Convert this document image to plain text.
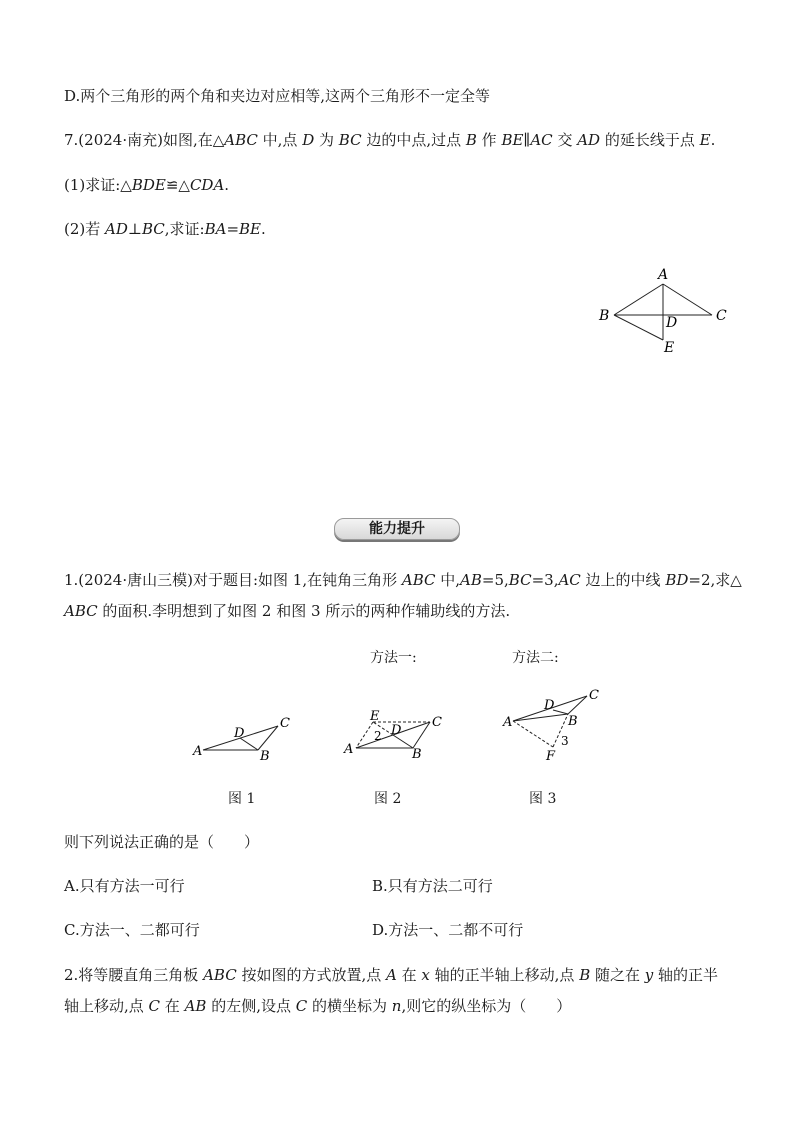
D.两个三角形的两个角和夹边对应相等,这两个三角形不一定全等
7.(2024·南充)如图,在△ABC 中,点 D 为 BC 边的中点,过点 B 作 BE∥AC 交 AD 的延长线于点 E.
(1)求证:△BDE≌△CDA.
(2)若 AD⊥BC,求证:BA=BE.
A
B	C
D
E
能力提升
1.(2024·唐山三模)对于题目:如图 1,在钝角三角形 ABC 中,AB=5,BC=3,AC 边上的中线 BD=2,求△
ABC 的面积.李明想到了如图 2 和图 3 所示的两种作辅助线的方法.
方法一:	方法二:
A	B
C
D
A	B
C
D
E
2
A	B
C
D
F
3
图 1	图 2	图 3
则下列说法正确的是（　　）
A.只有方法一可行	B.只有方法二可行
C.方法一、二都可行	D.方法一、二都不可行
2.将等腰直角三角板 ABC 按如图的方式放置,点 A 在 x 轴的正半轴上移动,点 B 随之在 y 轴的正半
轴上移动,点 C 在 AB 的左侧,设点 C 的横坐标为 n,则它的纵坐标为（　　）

* * *

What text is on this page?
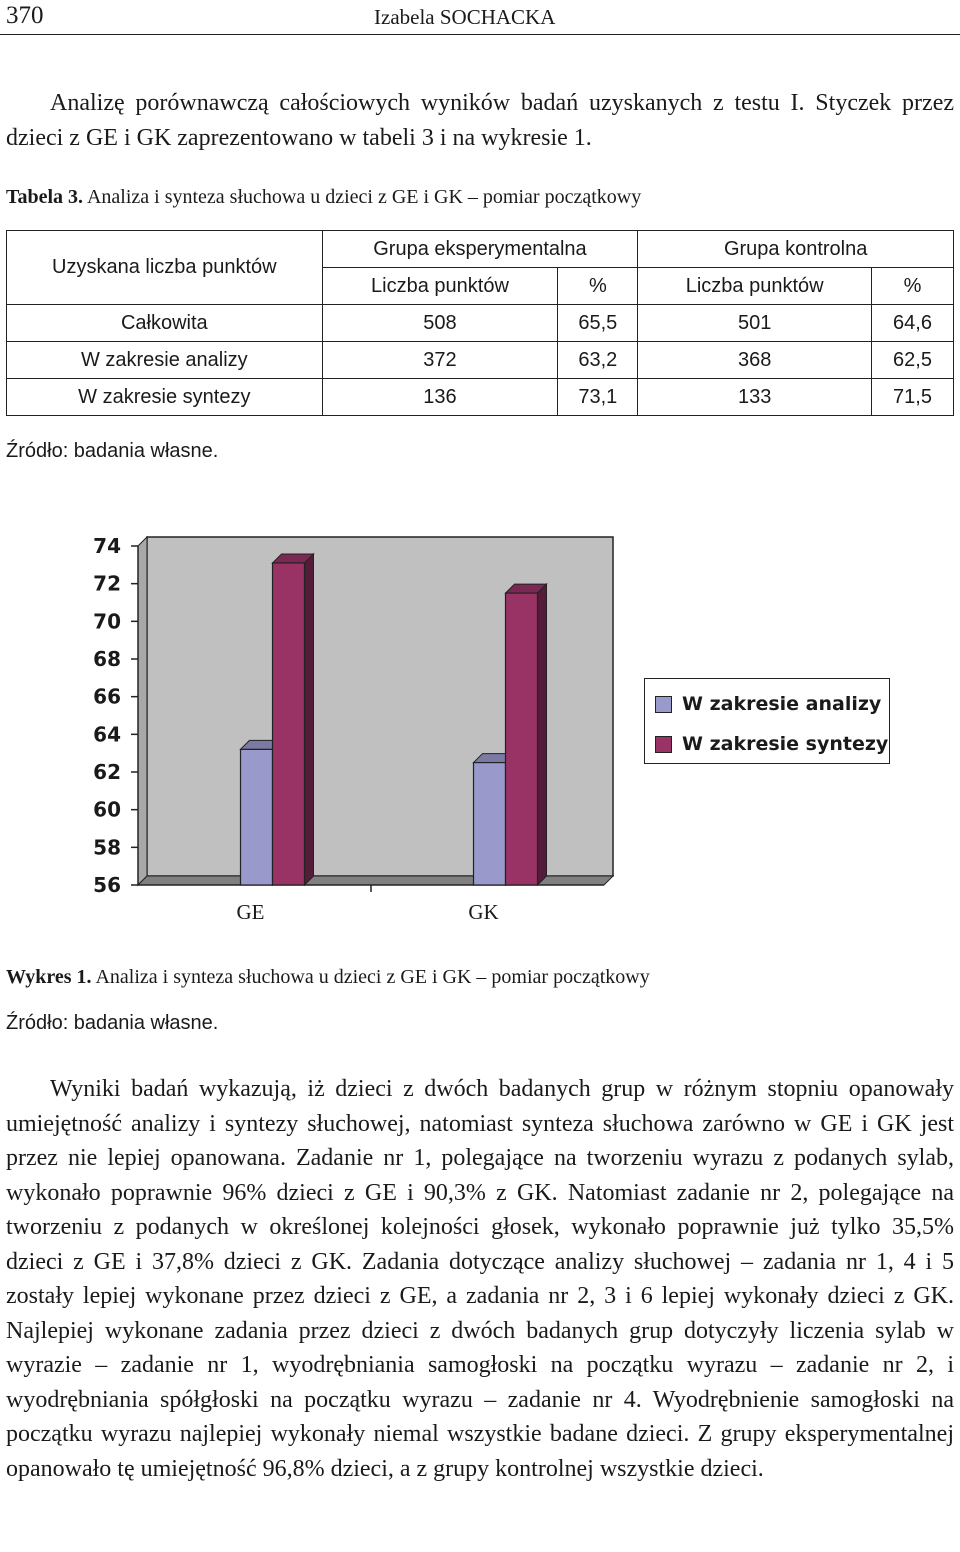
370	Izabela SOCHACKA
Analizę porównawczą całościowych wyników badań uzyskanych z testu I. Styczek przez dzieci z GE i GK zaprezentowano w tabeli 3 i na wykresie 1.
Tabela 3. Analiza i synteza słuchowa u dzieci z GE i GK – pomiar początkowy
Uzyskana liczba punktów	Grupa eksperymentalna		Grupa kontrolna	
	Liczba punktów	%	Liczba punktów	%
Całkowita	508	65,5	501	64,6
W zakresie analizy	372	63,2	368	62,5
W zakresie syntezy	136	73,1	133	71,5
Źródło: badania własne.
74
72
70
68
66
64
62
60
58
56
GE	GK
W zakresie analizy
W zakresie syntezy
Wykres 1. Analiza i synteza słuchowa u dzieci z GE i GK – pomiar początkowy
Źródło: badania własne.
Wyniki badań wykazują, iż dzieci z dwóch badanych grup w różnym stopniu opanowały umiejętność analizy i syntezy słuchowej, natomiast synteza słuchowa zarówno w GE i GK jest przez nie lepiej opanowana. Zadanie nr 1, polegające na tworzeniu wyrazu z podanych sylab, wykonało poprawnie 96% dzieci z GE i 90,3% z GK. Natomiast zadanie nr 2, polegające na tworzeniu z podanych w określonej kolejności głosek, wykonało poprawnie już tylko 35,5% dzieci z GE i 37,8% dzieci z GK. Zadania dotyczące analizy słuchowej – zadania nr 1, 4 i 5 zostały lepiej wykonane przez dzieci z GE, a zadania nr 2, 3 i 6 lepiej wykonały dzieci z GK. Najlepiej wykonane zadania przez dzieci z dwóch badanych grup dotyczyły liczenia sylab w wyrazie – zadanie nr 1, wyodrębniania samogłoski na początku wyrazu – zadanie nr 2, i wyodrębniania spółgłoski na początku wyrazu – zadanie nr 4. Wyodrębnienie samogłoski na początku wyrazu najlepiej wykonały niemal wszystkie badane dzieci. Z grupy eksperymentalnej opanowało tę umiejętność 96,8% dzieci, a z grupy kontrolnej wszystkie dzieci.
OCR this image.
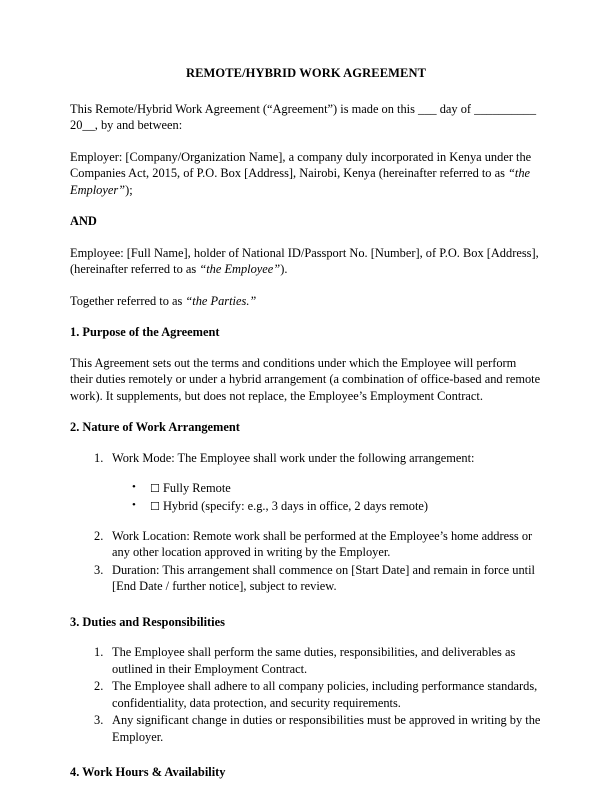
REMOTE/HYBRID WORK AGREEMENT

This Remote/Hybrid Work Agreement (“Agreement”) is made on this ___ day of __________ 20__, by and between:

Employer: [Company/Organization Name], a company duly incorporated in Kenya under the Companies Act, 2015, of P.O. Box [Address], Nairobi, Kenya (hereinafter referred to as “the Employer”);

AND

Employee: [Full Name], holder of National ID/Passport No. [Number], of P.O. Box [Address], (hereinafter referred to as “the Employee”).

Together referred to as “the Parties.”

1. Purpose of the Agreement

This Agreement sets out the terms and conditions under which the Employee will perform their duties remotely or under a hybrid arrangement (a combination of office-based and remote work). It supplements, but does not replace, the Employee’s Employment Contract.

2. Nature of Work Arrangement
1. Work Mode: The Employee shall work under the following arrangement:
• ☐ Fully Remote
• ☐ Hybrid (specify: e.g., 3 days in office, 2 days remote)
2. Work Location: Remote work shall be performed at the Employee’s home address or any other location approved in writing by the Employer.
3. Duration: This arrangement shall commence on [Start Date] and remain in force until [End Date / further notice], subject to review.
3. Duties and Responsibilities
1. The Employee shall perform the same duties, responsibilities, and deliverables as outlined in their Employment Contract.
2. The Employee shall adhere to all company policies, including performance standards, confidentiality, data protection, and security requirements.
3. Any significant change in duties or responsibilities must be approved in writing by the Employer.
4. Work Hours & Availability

--

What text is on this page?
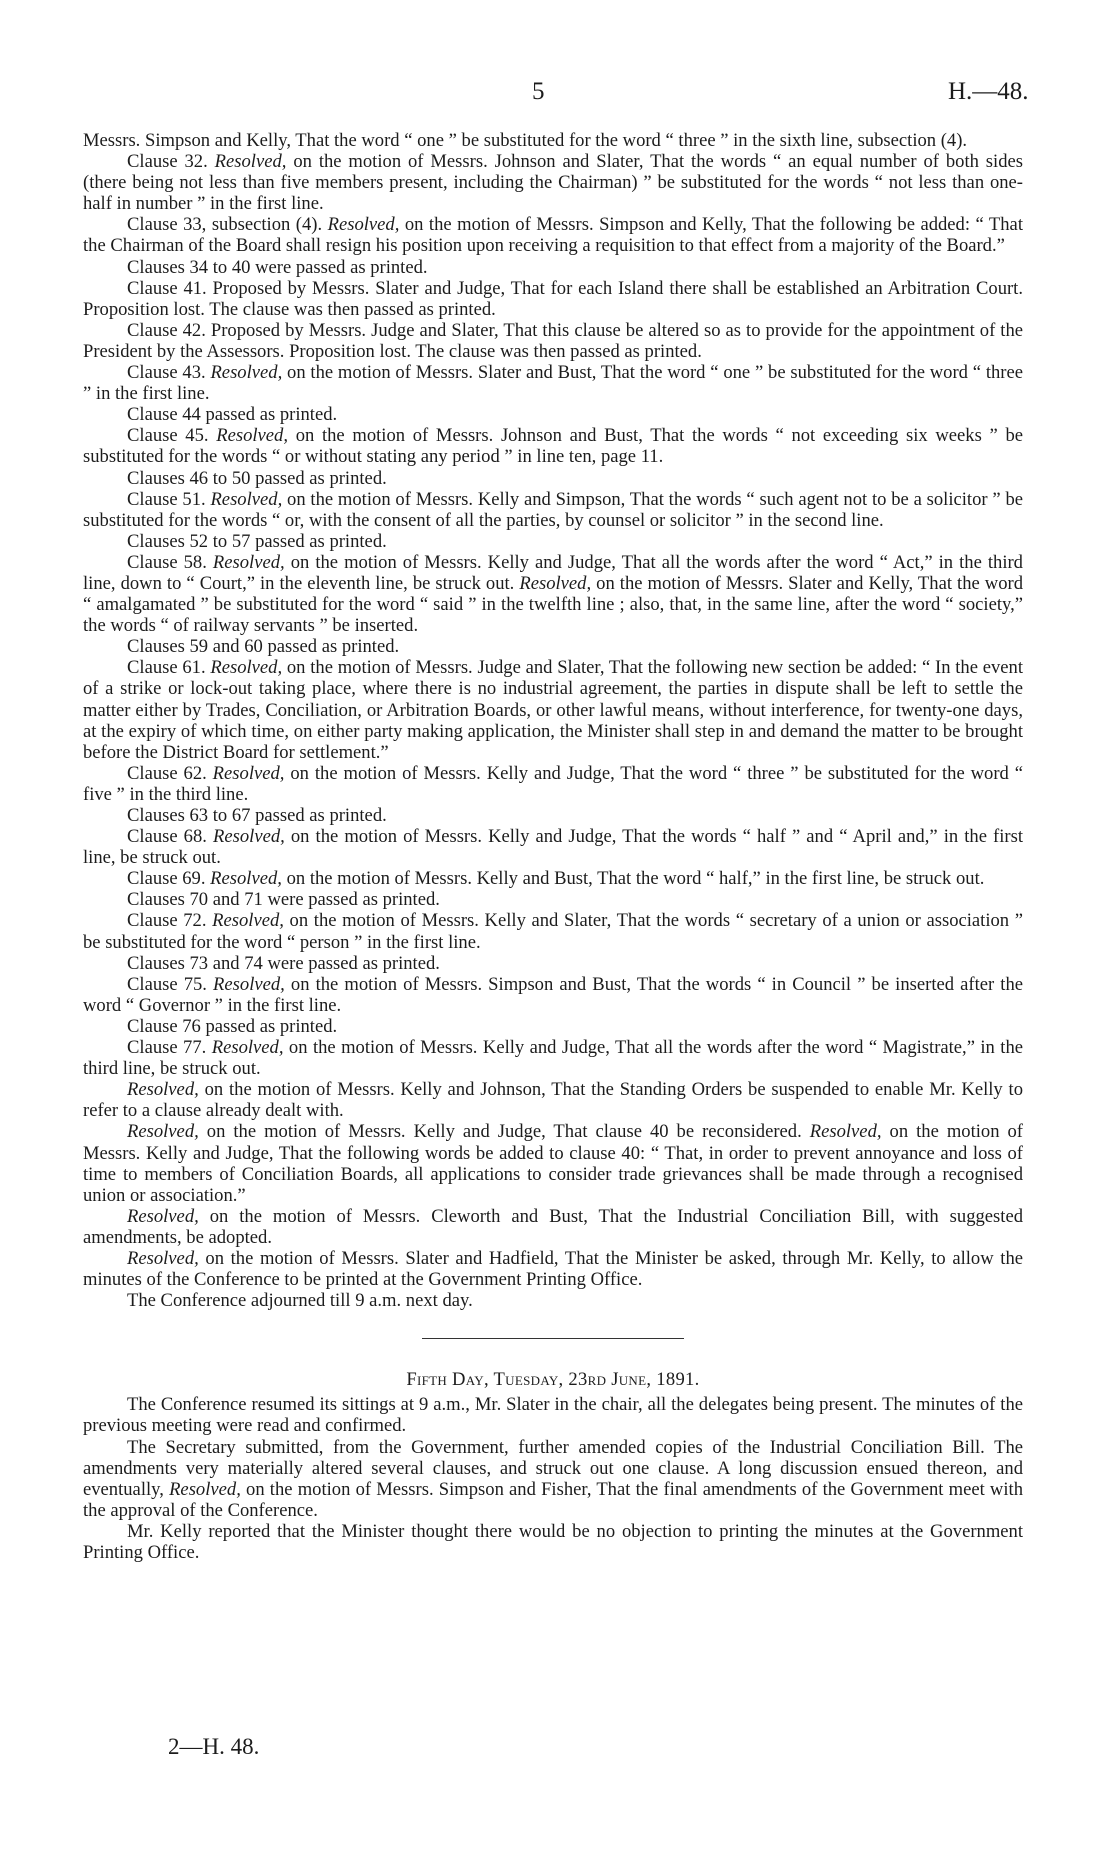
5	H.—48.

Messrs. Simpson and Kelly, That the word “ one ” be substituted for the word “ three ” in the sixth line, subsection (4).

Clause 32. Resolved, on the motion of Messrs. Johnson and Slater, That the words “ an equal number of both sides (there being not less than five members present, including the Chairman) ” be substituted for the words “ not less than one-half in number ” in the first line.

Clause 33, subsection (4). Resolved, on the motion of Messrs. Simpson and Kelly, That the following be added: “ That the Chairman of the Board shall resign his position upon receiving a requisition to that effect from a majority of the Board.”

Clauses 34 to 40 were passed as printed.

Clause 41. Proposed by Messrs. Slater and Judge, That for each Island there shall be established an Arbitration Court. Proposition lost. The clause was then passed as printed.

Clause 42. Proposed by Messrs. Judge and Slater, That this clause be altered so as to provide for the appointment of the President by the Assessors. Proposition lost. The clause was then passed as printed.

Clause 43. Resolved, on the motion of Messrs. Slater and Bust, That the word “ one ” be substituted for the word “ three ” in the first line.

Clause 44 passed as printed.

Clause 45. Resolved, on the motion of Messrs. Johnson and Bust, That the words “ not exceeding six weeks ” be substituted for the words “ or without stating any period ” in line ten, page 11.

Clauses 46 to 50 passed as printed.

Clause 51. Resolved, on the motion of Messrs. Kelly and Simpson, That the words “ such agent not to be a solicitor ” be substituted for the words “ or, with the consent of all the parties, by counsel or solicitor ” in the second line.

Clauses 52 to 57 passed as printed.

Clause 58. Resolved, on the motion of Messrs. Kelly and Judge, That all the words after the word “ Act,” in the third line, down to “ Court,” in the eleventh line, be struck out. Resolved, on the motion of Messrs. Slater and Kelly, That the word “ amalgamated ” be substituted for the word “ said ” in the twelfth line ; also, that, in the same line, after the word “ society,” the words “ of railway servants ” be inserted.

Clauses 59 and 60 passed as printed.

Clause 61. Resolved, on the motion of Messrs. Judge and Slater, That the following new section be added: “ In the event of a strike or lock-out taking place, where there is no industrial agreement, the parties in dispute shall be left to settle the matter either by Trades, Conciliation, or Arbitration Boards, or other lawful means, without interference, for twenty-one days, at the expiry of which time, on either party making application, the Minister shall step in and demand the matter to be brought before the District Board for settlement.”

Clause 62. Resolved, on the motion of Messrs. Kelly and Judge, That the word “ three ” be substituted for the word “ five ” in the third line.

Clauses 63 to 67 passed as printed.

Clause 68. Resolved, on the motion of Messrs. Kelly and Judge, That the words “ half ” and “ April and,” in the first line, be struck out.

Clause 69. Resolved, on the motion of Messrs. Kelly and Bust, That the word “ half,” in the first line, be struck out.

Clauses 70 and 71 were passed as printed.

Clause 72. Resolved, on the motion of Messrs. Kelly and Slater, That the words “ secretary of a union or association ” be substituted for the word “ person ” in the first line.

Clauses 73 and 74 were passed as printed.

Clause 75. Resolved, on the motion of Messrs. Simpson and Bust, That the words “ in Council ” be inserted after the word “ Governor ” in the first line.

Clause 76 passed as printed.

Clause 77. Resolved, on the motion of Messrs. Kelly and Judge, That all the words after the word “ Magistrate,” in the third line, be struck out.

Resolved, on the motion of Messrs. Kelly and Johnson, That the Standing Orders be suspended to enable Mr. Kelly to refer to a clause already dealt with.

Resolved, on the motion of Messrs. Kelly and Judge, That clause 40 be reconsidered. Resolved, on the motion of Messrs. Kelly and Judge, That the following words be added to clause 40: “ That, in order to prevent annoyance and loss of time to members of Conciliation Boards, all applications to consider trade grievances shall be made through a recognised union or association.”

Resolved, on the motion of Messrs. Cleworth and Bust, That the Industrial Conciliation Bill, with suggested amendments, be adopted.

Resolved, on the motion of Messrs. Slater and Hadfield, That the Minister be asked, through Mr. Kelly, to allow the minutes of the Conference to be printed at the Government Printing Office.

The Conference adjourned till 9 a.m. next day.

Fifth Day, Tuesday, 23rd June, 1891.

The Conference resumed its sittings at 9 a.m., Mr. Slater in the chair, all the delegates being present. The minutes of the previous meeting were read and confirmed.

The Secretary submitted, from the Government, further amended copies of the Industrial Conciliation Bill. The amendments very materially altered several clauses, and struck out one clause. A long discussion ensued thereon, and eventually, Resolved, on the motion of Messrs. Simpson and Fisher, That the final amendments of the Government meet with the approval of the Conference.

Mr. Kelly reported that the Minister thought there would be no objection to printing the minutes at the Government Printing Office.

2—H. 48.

▶ Task instructions: Make a copy of each line that contains the string "under".

▶ Final result:
Employer: [Company/Organization Name], a company duly incorporated in Kenya under the Companies Act, 2015, of P.O. Box [Address], Nairobi, Kenya (hereinafter referred to as “the Employer”);
This Agreement sets out the terms and conditions under which the Employee will perform their duties remotely or under a hybrid arrangement (a combination of office-based and remote work). It supplements, but does not replace, the Employee’s Employment Contract.
1. Work Mode: The Employee shall work under the following arrangement:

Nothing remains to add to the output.